[Source records]
==================================================

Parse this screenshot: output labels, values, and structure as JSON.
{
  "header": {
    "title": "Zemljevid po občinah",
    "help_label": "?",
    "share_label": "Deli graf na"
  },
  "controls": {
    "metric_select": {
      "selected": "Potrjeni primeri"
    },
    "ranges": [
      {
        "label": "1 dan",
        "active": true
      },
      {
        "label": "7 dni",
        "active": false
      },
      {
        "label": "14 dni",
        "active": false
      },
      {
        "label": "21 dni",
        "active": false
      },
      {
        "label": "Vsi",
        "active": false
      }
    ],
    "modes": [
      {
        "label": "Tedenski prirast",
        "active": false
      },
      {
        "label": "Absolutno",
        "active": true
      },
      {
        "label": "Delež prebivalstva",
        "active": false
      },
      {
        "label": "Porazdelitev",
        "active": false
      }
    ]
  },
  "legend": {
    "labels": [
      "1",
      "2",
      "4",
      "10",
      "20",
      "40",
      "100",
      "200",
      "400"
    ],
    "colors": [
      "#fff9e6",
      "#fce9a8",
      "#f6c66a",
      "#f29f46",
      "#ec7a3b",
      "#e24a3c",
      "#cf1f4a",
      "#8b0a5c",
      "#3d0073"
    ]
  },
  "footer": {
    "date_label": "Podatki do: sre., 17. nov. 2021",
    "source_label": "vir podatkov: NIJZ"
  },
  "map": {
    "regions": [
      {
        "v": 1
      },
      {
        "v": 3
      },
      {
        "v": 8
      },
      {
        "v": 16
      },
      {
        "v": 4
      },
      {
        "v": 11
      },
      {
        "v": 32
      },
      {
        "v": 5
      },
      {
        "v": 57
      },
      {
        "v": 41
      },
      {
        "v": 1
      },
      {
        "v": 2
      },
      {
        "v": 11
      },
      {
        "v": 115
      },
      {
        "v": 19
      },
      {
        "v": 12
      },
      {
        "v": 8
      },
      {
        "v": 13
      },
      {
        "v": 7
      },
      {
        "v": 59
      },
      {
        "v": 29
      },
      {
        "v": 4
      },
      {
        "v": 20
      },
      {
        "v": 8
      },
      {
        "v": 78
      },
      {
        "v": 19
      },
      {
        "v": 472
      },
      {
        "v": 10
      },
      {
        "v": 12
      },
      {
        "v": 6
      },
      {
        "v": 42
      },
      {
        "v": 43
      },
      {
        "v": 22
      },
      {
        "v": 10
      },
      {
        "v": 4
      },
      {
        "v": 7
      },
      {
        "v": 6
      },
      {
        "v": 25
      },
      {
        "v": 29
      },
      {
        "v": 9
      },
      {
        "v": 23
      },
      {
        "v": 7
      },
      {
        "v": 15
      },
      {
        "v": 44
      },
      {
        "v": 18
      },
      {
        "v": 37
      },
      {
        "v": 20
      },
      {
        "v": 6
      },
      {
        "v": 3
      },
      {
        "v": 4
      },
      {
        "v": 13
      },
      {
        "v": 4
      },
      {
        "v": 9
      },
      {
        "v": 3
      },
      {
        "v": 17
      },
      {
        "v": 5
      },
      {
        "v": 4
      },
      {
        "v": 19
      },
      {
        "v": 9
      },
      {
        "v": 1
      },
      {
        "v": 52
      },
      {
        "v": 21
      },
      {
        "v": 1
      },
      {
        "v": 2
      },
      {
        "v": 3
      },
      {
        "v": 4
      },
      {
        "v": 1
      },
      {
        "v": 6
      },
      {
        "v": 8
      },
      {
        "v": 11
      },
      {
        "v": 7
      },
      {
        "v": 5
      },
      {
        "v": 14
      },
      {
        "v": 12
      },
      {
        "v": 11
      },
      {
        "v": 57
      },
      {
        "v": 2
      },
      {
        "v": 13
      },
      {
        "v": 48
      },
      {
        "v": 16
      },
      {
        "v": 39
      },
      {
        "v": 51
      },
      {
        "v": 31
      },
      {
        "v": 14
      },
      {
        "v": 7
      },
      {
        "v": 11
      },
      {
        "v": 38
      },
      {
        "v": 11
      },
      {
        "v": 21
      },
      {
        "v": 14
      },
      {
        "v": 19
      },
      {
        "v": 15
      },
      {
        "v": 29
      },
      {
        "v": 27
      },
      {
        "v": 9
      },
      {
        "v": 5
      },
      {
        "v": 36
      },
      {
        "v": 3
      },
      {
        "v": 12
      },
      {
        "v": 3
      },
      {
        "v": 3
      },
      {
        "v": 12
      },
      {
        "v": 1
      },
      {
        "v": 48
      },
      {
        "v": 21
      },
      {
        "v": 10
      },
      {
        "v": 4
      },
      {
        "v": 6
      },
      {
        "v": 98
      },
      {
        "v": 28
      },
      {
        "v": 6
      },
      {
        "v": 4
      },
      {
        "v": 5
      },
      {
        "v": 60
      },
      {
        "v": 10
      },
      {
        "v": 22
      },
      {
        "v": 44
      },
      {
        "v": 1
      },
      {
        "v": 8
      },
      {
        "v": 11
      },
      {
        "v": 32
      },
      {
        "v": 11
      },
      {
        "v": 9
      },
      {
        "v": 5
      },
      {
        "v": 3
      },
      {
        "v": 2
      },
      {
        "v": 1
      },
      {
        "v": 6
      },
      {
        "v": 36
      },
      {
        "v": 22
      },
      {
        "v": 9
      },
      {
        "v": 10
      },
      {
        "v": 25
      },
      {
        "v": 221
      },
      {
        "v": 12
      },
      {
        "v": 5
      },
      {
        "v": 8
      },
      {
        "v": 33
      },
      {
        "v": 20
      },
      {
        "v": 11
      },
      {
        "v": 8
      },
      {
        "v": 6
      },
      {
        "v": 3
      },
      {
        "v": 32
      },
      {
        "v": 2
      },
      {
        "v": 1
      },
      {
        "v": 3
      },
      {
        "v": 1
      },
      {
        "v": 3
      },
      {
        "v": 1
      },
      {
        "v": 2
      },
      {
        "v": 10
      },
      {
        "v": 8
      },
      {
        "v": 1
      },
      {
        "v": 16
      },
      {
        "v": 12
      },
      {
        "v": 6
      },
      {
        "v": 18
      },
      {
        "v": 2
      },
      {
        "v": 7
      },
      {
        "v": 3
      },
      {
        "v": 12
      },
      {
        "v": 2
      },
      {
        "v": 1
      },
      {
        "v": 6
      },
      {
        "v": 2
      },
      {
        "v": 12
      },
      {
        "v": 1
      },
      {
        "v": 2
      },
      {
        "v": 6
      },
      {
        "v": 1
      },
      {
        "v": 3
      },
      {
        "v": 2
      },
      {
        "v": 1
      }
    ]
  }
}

==================================================

■ SHORT TASK:
From the listing above, copy out each line where the word "labels" appears.

■ RIGHT ANSWER:
Parse this screenshot: output labels, values, and structure as JSON.
    "labels": [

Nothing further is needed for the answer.